◆ Task prompt
Pick up the resource containers summary below and continue it from the point where it stops.

◆ Passage provided
※

One-line Summary
A resource container is an operating systems abstraction that separates the notion of a protection domain from a resource principal. It allows for fine-grained resource management.
Paper Structure Outline
Typical models for high-performance servers
Shortcomings of current resource management models
The distinction between scheduling entities and activities
Integrating network processing with resource management
Consequences of misidentified resource principals
A new model for resource management
Containers, processes, and threads
Resource containers and CPU scheduling
The resource container hierarchy
Operations on resource containers
The use of resource containers
Performance
Prioritized handling of clients
Controlling resource usage of CGI processing
Immunity against SYN-flooding
Isolation of virtual servers
Background & Motivation
In resource management, current systems do not separate the notion of "protection domain" (where the accounting of the tasks is done) and "resource principal" (where actual work gets performed). Processes and threads are both resource principals as well as protection domains. Also, an application does not have control over how much resources the kernel consumes on behalf of the application. In this work, the two notions are separated by the new operating systems abstraction, resource containers.

※

Excerpts from a layout annotation set

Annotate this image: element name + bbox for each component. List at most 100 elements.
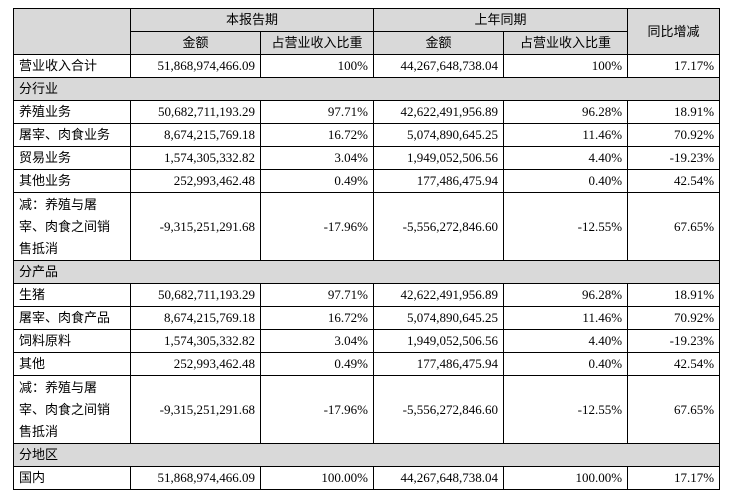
value-cell: 177,486,475.94 [373,352,505,376]
value-cell: 97.71% [259,100,375,124]
table-row: 贸易业务 1,574,305,332.82 3.04% 1,949,052,506.5… [13,146,721,170]
row-label: 生猪 [13,283,131,307]
value-cell: 51,868,974,466.09 [130,466,261,490]
value-cell: 67.65% [627,192,721,261]
table-row: 其他 252,993,462.48 0.49% 177,486,475.94 0.40%… [13,352,721,376]
value-cell: 1,949,052,506.56 [373,146,505,170]
table-row: 分行业 [12,77,721,101]
value-cell: 5,074,890,645.25 [373,306,505,330]
value-cell: 42.54% [627,352,721,376]
table-row: 减：养殖与屠 宰、肉食之间销 售抵消 -9,315,251,291.68 -17.96%… [13,375,721,444]
value-cell: 100.00% [503,466,629,490]
revenue-table: 本报告期 上年同期 同比增减 金额 占营业收入比重 金额 占营业收入比重 营业收… [12,8,721,490]
header-row: 本报告期 上年同期 同比增减 [13,8,721,55]
table-row: 养殖业务 50,682,711,193.29 97.71% 42,622,491,95… [13,100,721,124]
header-cell: 占营业收入比重 [503,31,629,55]
value-cell: 11.46% [503,123,629,147]
row-label: 减：养殖与屠 宰、肉食之间销 售抵消 [13,192,131,261]
label-line: 宰、肉食之间销 [19,401,111,417]
value-cell: 3.04% [259,329,375,353]
value-cell: 50,682,711,193.29 [130,283,261,307]
value-cell: 177,486,475.94 [373,169,505,193]
row-label: 其他业务 [13,169,131,193]
label-line: 减：养殖与屠 [19,379,98,395]
table-row: 分产品 [12,260,721,284]
value-cell: 42.54% [627,169,721,193]
value-cell: 44,267,648,738.04 [373,466,505,490]
row-label: 减：养殖与屠 宰、肉食之间销 售抵消 [13,375,131,444]
label-line: 售抵消 [19,423,59,439]
value-cell: 11.46% [503,306,629,330]
table-row: 生猪 50,682,711,193.29 97.71% 42,622,491,956.… [13,283,721,307]
value-cell: 0.49% [259,169,375,193]
table-row: 国内 51,868,974,466.09 100.00% 44,267,648,738… [13,466,721,490]
table-row: 屠宰、肉食业务 8,674,215,769.18 16.72% 5,074,890,6… [13,123,721,147]
value-cell: 3.04% [259,146,375,170]
value-cell: 0.40% [503,169,629,193]
value-cell: 17.17% [627,466,721,490]
value-cell: -17.96% [259,375,375,444]
value-cell: 96.28% [503,283,629,307]
value-cell: 16.72% [259,306,375,330]
header-row: 金额 占营业收入比重 金额 占营业收入比重 [14,31,720,55]
row-label: 屠宰、肉食业务 [13,123,131,147]
value-cell: -5,556,272,846.60 [373,375,505,444]
value-cell: 1,574,305,332.82 [130,146,261,170]
value-cell: 51,868,974,466.09 [130,54,261,78]
value-cell: 1,949,052,506.56 [373,329,505,353]
value-cell: 100.00% [259,466,375,490]
table-body: 本报告期 上年同期 同比增减 金额 占营业收入比重 金额 占营业收入比重 营业收… [12,8,721,490]
row-label: 其他 [13,352,131,376]
header-cell: 同比增减 [627,8,721,55]
value-cell: 0.40% [503,352,629,376]
value-cell: 8,674,215,769.18 [130,123,261,147]
value-cell: -5,556,272,846.60 [373,192,505,261]
label-line: 售抵消 [19,240,59,256]
value-cell: 252,993,462.48 [130,352,261,376]
header-cell: 金额 [373,31,505,55]
section-cell: 分地区 [12,443,721,467]
value-cell: -12.55% [503,192,629,261]
value-cell: 100% [259,54,375,78]
header-cell: 上年同期 [373,8,629,32]
value-cell: 17.17% [627,54,721,78]
table-row: 分地区 [12,443,721,467]
value-cell: 8,674,215,769.18 [130,306,261,330]
table-row: 其他业务 252,993,462.48 0.49% 177,486,475.94 0.4… [13,169,721,193]
value-cell: 18.91% [627,100,721,124]
row-label: 饲料原料 [13,329,131,353]
table-row: 屠宰、肉食产品 8,674,215,769.18 16.72% 5,074,890,6… [13,306,721,330]
table-row: 饲料原料 1,574,305,332.82 3.04% 1,949,052,506.5… [13,329,721,353]
value-cell: 97.71% [259,283,375,307]
value-cell: 42,622,491,956.89 [373,283,505,307]
row-label: 贸易业务 [13,146,131,170]
value-cell: -9,315,251,291.68 [130,192,261,261]
label-line: 宰、肉食之间销 [19,218,111,234]
value-cell: 100% [503,54,629,78]
value-cell: -17.96% [259,192,375,261]
header-cell: 金额 [130,31,261,55]
value-cell: 4.40% [503,146,629,170]
label-line: 减：养殖与屠 [19,196,98,212]
value-cell: 96.28% [503,100,629,124]
value-cell: 1,574,305,332.82 [130,329,261,353]
value-cell: 70.92% [627,123,721,147]
row-label: 屠宰、肉食产品 [13,306,131,330]
section-cell: 分产品 [12,260,721,284]
value-cell: -9,315,251,291.68 [130,375,261,444]
value-cell: 4.40% [503,329,629,353]
row-label: 营业收入合计 [13,54,131,78]
value-cell: 67.65% [627,375,721,444]
value-cell: 5,074,890,645.25 [373,123,505,147]
value-cell: 252,993,462.48 [130,169,261,193]
value-cell: -19.23% [627,329,721,353]
value-cell: 18.91% [627,283,721,307]
header-cell: 本报告期 [129,8,375,32]
row-label: 国内 [13,466,131,490]
table-row: 营业收入合计 51,868,974,466.09 100% 44,267,648,73… [13,54,721,78]
value-cell: 16.72% [259,123,375,147]
value-cell: 0.49% [259,352,375,376]
header-cell: 占营业收入比重 [259,31,375,55]
row-label: 养殖业务 [13,100,131,124]
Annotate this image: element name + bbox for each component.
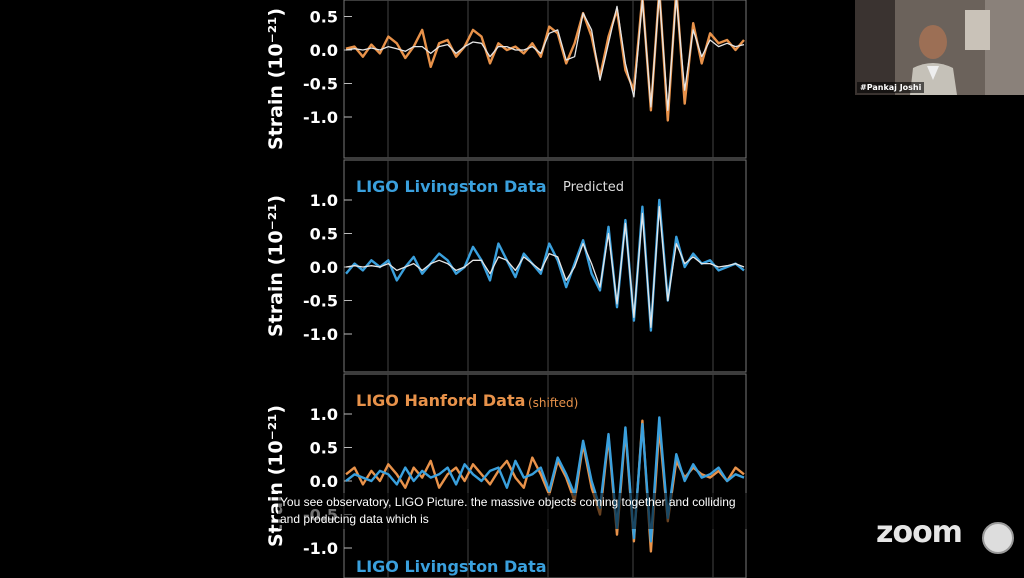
presenter-video-tile[interactable]: #Pankaj Joshi (855, 0, 1024, 95)
chart-bottom-label: LIGO Livingston Data (356, 557, 547, 576)
zoom-logo: zoom (876, 515, 963, 550)
y-tick-label: -1.0 (303, 108, 338, 127)
y-tick-label: 0.5 (310, 8, 338, 27)
series-line-0 (345, 198, 745, 332)
y-tick-label: 1.0 (310, 405, 338, 424)
series-line-1 (345, 0, 745, 111)
series-line-1 (345, 416, 745, 543)
live-caption: You see observatory, LIGO Picture. the m… (278, 493, 752, 529)
chart-title-suffix: (shifted) (528, 396, 578, 410)
y-tick-label: -0.5 (303, 292, 338, 311)
y-tick-label: 0.5 (310, 225, 338, 244)
chart-title: LIGO Livingston Data (356, 177, 547, 196)
org-seal-icon (982, 522, 1014, 554)
y-tick-label: -0.5 (303, 75, 338, 94)
y-tick-label: 1.0 (310, 191, 338, 210)
plot-frame (343, 373, 747, 578)
ligo-strain-charts: 0.5 0.0 -0.5 -1.0 Strain (10⁻²¹) 1.0 0.5 0.0 -0.… (265, 0, 747, 578)
plot-frame (343, 159, 747, 373)
y-tick-label: -1.0 (303, 325, 338, 344)
plot-frame (343, 0, 747, 159)
chart-annotation: Predicted (563, 180, 624, 195)
series-line-0 (345, 419, 745, 553)
y-tick-label: 0.5 (310, 439, 338, 458)
y-tick-label: 0.0 (310, 258, 338, 277)
chart-title: LIGO Hanford Data (356, 391, 525, 410)
series-line-1 (345, 206, 745, 328)
y-axis-label: Strain (10⁻²¹) (265, 195, 287, 337)
series-line-0 (345, 0, 745, 122)
presenter-portrait (855, 0, 1024, 95)
presenter-name-label: #Pankaj Joshi (857, 82, 925, 93)
y-tick-label: 0.0 (310, 472, 338, 491)
y-tick-label: 0.0 (310, 41, 338, 60)
y-axis-label: Strain (10⁻²¹) (265, 8, 287, 150)
shared-screen-slide: 0.5 0.0 -0.5 -1.0 Strain (10⁻²¹) 1.0 0.5 0.0 -0.… (258, 0, 750, 578)
y-tick-label: -1.0 (303, 539, 338, 558)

※

◆ Task answer
Existing models include (1) process-per connection, (2) single-process event-driven connection, and (3) multi-threaded server.
The authors then presented some analyses in section 3 to analyze the shortcomings of the current models.
Design and Implementation
Instead of binding threads of application space processes, threads bind to different resource containers (RC), a new abstraction that extends into the kernel and thus has knowledge of which os entities are doing work for which application-level clients. Resource containers logically contain all types of resources (CPU time, sockets, control blocks, network buffers) being used by an application. Containers are also attached with attributes to limit resources (CPU availability), provide scheduling priorities, and network QoS values.
To use resource containers with multiple threads:
Threads are assigned to RCs for each new connection as soon as identified from request info
Kernel processing is charged to this container
We can have different RCs for different QoS policies
The OS scheduler appropriately schedules threads by priority/resource usage. If the thread consumes more than its fair share of resources, its scheduling priority decays.
To use resource containers with events:
Threads switch to the desired resource containers as they handle new events
No need for scheduling by OS
The associated container will be charged for the processing the thread performs for them
Resource containers just track accounting
Applications use the information to determine the order to handle events
Resource containers allow explicit and fine-grained control over resource consumption at both user-level and kernel-level. They can provide accurate resource accounting, enabling web servers to provide differentiated QoS.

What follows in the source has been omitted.